- [Entries shown]

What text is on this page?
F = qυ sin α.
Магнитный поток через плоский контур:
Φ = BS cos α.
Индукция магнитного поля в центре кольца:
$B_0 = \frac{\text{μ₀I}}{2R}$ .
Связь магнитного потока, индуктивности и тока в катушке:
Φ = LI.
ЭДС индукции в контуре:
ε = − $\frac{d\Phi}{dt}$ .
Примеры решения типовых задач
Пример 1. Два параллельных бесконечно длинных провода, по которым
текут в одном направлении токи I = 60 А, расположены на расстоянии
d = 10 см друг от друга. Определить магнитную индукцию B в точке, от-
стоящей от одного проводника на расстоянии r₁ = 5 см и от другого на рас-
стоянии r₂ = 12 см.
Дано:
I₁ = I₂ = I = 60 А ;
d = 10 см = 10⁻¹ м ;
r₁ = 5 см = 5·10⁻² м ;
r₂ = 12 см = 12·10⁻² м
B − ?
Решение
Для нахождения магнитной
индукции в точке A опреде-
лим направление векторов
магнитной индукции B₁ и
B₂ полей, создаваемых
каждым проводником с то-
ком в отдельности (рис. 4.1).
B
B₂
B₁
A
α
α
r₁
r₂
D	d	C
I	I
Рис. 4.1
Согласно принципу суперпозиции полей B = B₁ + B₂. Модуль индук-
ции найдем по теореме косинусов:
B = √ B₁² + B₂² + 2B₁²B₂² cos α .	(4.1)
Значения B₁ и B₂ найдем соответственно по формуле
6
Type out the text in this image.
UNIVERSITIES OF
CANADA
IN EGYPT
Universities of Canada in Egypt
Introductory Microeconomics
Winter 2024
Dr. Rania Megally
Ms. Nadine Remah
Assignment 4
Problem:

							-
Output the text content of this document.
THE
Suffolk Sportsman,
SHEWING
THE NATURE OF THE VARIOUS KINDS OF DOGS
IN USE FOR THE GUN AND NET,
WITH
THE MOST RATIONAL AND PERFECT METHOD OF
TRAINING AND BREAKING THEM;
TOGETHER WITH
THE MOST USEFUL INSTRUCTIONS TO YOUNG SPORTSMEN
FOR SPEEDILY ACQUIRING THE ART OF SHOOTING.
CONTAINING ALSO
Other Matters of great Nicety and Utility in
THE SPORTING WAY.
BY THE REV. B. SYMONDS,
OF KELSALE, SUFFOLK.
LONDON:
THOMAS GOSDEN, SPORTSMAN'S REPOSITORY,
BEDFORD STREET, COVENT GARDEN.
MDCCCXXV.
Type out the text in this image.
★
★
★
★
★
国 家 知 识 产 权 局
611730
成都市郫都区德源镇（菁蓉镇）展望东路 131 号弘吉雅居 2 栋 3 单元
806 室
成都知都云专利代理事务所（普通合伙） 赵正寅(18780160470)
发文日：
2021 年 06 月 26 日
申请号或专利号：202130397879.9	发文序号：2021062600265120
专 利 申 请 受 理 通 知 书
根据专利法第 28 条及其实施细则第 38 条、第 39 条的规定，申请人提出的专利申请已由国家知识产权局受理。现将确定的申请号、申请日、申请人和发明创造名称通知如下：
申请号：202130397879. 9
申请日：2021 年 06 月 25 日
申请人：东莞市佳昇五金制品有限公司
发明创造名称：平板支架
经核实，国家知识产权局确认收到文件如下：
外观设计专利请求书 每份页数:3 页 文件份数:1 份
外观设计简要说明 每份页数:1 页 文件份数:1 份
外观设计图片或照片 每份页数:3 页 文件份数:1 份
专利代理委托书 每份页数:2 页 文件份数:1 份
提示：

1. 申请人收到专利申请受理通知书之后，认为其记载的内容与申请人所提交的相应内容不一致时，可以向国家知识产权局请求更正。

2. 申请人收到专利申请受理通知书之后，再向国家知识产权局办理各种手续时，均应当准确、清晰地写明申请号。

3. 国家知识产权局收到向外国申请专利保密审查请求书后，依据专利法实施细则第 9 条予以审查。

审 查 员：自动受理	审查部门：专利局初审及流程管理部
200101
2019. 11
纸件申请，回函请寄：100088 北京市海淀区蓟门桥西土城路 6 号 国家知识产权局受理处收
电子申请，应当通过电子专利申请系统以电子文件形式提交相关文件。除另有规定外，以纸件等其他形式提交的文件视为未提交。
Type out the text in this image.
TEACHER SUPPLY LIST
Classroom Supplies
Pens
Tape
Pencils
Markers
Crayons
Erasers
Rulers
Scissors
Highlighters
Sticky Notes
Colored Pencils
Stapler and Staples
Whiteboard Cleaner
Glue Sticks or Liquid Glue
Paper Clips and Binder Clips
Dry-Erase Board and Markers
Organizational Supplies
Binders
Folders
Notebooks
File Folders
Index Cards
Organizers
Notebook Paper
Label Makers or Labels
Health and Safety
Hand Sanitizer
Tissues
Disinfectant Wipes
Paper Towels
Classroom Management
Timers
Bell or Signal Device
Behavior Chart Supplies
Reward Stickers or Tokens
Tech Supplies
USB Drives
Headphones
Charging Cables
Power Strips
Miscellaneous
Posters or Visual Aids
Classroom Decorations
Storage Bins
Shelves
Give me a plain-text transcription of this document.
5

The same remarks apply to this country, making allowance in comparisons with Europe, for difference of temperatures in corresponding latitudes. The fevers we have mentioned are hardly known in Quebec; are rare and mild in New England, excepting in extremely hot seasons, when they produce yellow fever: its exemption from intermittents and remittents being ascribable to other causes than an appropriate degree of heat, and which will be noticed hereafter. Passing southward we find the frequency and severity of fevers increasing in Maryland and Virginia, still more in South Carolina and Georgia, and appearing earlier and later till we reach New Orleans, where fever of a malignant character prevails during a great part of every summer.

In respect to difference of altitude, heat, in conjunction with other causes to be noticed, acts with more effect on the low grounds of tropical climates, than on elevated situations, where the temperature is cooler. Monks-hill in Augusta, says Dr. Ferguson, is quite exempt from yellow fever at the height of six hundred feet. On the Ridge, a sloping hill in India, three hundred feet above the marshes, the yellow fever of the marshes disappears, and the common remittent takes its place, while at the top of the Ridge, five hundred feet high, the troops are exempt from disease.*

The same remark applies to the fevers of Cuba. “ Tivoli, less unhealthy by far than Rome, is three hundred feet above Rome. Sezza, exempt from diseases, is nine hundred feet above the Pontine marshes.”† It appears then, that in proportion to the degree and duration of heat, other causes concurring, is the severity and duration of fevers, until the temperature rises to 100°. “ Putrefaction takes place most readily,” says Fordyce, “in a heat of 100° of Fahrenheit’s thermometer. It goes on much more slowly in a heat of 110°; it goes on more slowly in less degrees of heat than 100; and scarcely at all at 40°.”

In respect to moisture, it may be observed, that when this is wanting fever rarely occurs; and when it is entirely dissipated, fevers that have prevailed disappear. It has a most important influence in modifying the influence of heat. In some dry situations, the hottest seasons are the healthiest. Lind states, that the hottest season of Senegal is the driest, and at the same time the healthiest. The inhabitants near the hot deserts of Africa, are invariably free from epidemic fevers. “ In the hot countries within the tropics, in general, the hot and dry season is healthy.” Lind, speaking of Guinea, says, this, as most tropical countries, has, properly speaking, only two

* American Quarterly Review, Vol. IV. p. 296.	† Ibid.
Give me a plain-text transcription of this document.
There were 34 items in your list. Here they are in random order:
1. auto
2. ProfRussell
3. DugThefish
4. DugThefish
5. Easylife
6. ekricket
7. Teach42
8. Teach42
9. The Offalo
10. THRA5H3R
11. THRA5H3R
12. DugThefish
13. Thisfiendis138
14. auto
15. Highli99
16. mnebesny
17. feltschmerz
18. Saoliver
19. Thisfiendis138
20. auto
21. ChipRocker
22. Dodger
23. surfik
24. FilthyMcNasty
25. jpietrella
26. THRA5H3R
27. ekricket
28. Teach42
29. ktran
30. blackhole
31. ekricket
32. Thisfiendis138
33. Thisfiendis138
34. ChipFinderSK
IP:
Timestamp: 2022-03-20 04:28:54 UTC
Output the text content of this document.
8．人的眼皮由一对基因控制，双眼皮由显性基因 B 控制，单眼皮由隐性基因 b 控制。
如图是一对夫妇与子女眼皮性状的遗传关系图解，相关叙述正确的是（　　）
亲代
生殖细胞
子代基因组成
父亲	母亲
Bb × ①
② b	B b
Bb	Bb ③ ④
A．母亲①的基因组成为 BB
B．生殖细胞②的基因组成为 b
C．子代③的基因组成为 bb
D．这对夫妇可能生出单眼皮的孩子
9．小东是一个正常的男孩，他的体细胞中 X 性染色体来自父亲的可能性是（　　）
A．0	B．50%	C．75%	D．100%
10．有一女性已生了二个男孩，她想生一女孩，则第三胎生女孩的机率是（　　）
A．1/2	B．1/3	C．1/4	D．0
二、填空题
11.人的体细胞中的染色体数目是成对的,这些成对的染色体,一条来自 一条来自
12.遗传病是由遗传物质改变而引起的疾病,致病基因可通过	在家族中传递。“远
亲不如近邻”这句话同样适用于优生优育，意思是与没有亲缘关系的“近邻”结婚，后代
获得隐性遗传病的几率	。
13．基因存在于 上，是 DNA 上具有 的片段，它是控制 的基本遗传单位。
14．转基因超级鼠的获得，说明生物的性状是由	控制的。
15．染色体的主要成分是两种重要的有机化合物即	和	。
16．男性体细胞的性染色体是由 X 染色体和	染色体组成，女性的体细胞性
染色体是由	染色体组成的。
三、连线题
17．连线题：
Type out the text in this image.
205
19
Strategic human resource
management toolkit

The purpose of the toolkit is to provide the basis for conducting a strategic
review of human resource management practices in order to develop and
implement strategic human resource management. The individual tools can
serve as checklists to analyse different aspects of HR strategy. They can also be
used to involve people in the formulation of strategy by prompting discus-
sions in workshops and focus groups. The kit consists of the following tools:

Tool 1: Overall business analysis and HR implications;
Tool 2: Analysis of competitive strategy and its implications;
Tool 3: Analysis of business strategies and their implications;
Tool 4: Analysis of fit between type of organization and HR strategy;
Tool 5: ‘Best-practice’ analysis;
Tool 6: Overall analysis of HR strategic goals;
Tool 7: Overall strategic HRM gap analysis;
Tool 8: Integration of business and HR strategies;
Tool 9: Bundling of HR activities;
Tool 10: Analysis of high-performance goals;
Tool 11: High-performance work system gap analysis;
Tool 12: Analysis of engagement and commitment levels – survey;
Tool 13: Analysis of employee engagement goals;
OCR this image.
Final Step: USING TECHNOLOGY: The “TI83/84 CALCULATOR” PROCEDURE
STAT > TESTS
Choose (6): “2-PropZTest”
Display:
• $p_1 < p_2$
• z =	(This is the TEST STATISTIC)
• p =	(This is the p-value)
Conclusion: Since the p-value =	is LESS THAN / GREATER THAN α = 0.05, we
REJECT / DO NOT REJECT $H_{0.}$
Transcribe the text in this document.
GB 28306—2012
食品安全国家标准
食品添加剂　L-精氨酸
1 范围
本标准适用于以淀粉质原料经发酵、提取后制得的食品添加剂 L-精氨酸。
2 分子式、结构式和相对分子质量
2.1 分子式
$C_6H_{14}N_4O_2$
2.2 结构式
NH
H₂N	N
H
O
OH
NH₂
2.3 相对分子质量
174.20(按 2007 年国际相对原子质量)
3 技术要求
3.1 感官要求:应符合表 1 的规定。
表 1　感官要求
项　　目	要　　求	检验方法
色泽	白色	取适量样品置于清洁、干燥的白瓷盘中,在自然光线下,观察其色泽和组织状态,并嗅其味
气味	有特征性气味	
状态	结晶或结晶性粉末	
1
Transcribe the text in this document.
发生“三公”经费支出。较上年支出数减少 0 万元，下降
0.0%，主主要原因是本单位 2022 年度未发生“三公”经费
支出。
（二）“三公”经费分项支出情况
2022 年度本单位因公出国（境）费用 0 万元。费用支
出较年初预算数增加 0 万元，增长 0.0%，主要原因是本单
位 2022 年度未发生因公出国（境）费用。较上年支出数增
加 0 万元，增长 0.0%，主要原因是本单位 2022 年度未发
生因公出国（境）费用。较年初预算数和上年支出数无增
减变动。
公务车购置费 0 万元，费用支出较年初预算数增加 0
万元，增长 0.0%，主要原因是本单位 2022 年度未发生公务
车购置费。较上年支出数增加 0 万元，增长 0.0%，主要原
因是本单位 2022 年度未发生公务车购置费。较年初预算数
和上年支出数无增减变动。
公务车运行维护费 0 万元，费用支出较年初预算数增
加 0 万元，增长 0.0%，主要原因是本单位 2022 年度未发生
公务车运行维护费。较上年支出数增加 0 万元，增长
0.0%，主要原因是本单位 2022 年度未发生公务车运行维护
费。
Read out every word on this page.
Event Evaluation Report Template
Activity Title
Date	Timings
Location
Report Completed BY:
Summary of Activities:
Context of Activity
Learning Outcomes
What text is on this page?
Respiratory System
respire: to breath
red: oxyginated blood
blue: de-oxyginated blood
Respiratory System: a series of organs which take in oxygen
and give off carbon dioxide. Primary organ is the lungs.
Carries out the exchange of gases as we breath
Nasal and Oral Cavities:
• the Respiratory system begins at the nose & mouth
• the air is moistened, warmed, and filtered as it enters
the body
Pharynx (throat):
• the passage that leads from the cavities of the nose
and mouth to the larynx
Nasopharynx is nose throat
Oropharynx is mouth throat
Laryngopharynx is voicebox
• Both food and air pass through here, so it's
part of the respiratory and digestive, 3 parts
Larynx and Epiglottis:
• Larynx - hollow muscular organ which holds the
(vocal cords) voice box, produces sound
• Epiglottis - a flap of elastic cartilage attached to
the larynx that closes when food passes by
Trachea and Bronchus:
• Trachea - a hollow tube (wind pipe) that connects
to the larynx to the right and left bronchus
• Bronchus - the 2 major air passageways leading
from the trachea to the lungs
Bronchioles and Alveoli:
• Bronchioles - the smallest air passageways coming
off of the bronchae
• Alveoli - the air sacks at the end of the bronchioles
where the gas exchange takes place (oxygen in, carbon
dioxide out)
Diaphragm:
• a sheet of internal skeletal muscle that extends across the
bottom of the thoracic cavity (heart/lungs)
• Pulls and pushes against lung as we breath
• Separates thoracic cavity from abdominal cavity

- [Set task] Look through the entries above and report each line where the string "DugThefish" occurs.

- [The response]
3. DugThefish
4. DugThefish
12. DugThefish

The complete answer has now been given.